YOUR INSTRUCTIONS: Pull every line containing the word "JSON" from the records.

GIVEN ENTRIES:

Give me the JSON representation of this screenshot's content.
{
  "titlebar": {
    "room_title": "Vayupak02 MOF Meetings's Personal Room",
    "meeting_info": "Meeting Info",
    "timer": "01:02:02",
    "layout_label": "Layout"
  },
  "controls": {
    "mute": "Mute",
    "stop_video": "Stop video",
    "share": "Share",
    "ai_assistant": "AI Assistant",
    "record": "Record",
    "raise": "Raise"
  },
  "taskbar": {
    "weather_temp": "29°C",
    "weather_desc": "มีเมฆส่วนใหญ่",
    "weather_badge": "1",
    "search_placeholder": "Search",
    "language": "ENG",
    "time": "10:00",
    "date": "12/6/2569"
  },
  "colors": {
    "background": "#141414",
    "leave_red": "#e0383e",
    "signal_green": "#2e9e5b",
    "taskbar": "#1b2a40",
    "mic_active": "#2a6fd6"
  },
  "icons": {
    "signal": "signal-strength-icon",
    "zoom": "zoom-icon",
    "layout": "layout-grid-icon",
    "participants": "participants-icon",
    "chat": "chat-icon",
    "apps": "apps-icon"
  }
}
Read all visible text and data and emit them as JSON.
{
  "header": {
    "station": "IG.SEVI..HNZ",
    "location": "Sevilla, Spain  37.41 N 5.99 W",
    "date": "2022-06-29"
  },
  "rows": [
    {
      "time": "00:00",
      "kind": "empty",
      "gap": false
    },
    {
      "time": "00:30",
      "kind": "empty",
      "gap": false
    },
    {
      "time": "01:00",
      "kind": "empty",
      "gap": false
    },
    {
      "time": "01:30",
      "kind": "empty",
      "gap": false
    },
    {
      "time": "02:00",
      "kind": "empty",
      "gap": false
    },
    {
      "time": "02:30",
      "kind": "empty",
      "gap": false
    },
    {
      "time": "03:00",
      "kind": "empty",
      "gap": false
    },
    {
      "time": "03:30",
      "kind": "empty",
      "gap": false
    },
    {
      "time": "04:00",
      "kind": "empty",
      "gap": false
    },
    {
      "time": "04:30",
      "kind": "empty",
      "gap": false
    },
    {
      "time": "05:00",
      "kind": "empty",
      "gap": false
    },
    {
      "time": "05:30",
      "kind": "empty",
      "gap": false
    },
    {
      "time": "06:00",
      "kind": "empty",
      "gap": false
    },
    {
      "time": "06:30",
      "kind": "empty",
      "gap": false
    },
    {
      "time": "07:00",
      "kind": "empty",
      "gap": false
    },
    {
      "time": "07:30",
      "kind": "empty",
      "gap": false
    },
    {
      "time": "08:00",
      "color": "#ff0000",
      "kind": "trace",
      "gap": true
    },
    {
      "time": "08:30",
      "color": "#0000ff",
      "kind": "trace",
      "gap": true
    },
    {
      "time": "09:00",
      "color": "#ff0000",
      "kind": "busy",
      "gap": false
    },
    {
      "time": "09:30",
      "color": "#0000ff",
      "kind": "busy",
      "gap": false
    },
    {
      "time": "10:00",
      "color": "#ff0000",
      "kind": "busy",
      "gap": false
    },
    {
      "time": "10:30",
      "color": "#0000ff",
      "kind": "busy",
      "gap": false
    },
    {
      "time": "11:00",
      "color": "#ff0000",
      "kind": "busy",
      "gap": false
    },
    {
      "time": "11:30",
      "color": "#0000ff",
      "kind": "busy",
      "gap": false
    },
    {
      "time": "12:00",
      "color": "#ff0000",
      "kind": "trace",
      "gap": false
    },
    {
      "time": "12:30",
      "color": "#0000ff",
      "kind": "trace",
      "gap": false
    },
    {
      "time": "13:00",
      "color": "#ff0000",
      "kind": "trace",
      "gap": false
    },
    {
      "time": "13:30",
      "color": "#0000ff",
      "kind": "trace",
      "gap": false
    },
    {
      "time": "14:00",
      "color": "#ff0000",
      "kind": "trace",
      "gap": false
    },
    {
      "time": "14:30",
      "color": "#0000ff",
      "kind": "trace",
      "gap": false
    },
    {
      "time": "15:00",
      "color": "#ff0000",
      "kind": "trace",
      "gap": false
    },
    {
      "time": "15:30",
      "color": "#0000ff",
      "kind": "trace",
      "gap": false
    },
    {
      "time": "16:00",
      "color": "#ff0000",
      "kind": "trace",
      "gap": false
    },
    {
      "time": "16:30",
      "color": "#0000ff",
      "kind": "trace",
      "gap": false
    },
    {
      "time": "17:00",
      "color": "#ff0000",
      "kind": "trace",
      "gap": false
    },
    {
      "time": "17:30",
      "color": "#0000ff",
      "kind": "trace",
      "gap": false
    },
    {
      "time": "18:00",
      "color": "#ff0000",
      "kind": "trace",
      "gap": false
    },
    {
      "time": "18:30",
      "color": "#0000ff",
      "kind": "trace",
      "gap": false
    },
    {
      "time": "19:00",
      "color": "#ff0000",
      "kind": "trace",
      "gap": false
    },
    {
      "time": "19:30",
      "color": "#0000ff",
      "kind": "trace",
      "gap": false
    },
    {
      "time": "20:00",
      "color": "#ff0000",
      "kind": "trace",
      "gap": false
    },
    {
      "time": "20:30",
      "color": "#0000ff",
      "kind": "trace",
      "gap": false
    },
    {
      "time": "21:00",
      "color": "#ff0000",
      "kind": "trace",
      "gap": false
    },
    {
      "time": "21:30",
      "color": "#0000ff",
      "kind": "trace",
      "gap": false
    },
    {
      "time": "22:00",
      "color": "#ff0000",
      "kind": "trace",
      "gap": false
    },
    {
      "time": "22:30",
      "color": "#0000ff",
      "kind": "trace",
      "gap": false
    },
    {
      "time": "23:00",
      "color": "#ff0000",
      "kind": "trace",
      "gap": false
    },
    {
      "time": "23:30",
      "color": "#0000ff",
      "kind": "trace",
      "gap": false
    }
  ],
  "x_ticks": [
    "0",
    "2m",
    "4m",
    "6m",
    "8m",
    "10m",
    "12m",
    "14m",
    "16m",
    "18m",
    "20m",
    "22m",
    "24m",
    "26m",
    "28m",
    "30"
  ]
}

THE COMPLETED TASK:
Give me the JSON representation of this screenshot's content.
Read all visible text and data and emit them as JSON.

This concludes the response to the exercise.